• DIRECTIONS FOR THIS TASK: Write out the entries, please, from the line containing "Type out the text in this image." through their final line, exactly and with nothing else.

• INFORMATION SUPPLIED:
* * *

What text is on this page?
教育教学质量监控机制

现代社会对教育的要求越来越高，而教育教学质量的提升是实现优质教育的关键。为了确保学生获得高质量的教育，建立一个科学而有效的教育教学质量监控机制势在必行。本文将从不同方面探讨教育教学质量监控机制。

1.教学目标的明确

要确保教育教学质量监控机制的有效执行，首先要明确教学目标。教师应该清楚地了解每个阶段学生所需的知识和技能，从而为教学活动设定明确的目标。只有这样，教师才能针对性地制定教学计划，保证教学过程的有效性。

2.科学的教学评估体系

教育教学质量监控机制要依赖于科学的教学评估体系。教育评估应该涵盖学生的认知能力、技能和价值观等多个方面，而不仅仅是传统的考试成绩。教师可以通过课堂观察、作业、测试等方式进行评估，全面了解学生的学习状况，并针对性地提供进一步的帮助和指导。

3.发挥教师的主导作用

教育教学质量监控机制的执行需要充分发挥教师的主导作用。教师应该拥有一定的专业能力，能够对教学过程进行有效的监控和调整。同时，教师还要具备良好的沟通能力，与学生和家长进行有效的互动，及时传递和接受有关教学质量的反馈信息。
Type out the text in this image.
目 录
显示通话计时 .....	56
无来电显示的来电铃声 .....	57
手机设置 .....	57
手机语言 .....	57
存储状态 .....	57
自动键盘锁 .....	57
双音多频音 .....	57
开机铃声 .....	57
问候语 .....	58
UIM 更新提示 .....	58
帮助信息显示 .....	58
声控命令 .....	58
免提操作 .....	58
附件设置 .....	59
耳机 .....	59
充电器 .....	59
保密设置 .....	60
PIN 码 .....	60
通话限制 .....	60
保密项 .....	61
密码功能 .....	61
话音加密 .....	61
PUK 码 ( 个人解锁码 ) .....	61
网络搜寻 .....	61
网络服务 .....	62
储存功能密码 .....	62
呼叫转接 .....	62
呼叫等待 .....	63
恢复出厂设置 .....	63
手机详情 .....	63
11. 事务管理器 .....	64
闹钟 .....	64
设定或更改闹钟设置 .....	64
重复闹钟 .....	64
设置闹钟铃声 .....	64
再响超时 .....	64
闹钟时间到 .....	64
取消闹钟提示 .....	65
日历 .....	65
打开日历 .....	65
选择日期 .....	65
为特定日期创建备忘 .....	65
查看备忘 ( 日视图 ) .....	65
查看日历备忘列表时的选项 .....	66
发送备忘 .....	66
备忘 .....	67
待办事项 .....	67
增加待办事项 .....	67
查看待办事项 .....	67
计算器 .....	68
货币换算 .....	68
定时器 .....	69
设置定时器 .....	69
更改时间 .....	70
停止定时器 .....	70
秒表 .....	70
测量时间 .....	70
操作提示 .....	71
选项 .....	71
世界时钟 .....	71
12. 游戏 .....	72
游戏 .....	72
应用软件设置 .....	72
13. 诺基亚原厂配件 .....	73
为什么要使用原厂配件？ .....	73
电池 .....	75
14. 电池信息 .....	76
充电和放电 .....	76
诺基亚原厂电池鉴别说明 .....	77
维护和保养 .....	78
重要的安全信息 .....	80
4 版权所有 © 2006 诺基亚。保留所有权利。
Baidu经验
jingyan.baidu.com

* * *

• REPLY TO THE TASK:
Type out the text in this image.
目 录
显示通话计时 .....	56
无来电显示的来电铃声 .....	57
手机设置 .....	57
手机语言 .....	57
存储状态 .....	57
自动键盘锁 .....	57
双音多频音 .....	57
开机铃声 .....	57
问候语 .....	58
UIM 更新提示 .....	58
帮助信息显示 .....	58
声控命令 .....	58
免提操作 .....	58
附件设置 .....	59
耳机 .....	59
充电器 .....	59
保密设置 .....	60
PIN 码 .....	60
通话限制 .....	60
保密项 .....	61
密码功能 .....	61
话音加密 .....	61
PUK 码 ( 个人解锁码 ) .....	61
网络搜寻 .....	61
网络服务 .....	62
储存功能密码 .....	62
呼叫转接 .....	62
呼叫等待 .....	63
恢复出厂设置 .....	63
手机详情 .....	63
11. 事务管理器 .....	64
闹钟 .....	64
设定或更改闹钟设置 .....	64
重复闹钟 .....	64
设置闹钟铃声 .....	64
再响超时 .....	64
闹钟时间到 .....	64
取消闹钟提示 .....	65
日历 .....	65
打开日历 .....	65
选择日期 .....	65
为特定日期创建备忘 .....	65
查看备忘 ( 日视图 ) .....	65
查看日历备忘列表时的选项 .....	66
发送备忘 .....	66
备忘 .....	67
待办事项 .....	67
增加待办事项 .....	67
查看待办事项 .....	67
计算器 .....	68
货币换算 .....	68
定时器 .....	69
设置定时器 .....	69
更改时间 .....	70
停止定时器 .....	70
秒表 .....	70
测量时间 .....	70
操作提示 .....	71
选项 .....	71
世界时钟 .....	71
12. 游戏 .....	72
游戏 .....	72
应用软件设置 .....	72
13. 诺基亚原厂配件 .....	73
为什么要使用原厂配件？ .....	73
电池 .....	75
14. 电池信息 .....	76
充电和放电 .....	76
诺基亚原厂电池鉴别说明 .....	77
维护和保养 .....	78
重要的安全信息 .....	80
4 版权所有 © 2006 诺基亚。保留所有权利。
Baidu经验
jingyan.baidu.com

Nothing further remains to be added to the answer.